Of the lines listed below, how many contain the string "assistenziali"? Answer with the number alone.
----
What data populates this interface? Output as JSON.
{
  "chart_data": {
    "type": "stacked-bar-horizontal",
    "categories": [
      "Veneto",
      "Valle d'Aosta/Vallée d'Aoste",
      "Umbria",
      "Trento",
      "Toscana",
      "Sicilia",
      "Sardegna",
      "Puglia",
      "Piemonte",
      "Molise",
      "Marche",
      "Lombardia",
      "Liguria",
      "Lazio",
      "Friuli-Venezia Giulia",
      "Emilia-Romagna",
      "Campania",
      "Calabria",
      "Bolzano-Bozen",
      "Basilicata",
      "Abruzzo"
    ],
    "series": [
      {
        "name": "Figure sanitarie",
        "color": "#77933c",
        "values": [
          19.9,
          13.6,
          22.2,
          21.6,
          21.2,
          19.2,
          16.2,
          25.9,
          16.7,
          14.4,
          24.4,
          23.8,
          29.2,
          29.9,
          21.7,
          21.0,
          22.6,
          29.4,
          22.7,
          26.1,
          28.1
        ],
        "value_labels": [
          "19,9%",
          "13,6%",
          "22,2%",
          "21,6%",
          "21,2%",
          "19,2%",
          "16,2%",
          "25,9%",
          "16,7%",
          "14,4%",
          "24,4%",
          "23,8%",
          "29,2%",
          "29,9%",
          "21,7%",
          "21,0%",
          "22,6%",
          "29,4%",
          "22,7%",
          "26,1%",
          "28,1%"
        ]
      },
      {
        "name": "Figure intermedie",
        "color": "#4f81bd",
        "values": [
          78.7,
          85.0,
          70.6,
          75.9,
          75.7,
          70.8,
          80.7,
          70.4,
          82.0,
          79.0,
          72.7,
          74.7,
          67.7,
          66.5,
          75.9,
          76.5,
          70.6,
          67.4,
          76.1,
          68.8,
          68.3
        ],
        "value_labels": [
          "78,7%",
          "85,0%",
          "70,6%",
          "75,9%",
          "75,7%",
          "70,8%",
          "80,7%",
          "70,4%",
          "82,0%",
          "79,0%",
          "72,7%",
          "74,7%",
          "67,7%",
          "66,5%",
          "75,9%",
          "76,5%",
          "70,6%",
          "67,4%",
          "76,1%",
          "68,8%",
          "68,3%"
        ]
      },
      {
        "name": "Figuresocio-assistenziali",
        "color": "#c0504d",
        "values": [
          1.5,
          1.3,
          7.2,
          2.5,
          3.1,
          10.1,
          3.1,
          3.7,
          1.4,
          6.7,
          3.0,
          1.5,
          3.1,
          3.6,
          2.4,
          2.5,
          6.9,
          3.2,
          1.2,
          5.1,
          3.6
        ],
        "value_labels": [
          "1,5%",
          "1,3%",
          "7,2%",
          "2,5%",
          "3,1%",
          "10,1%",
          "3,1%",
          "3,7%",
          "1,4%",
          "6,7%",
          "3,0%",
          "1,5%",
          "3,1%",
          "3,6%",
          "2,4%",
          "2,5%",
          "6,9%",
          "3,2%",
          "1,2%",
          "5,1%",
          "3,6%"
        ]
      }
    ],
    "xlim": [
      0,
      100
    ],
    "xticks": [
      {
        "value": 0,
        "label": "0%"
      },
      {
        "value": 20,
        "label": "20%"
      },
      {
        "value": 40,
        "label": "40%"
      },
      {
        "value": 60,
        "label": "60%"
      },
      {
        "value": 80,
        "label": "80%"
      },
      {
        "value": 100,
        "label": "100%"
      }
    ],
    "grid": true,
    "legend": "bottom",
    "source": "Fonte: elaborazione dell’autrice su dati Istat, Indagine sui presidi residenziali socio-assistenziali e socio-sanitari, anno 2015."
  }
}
----
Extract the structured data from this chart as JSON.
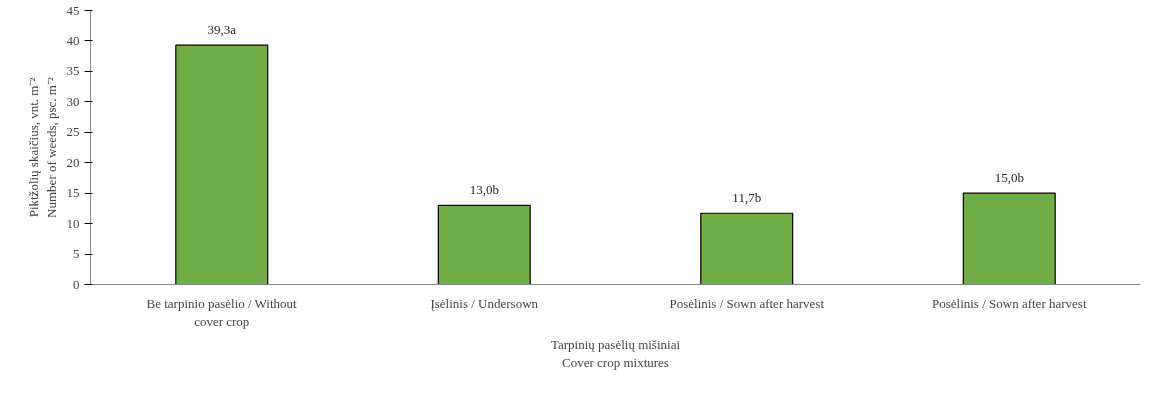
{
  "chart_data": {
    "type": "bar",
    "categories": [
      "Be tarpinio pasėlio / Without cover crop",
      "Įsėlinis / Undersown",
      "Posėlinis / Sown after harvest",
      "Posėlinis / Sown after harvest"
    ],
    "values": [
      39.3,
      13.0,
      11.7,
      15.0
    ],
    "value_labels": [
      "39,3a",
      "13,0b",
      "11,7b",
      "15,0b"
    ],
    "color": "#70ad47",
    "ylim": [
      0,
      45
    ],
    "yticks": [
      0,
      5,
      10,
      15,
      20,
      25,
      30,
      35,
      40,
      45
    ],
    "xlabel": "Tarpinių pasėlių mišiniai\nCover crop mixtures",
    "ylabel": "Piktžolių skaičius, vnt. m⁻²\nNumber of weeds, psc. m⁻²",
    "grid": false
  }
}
----
Right answer: 2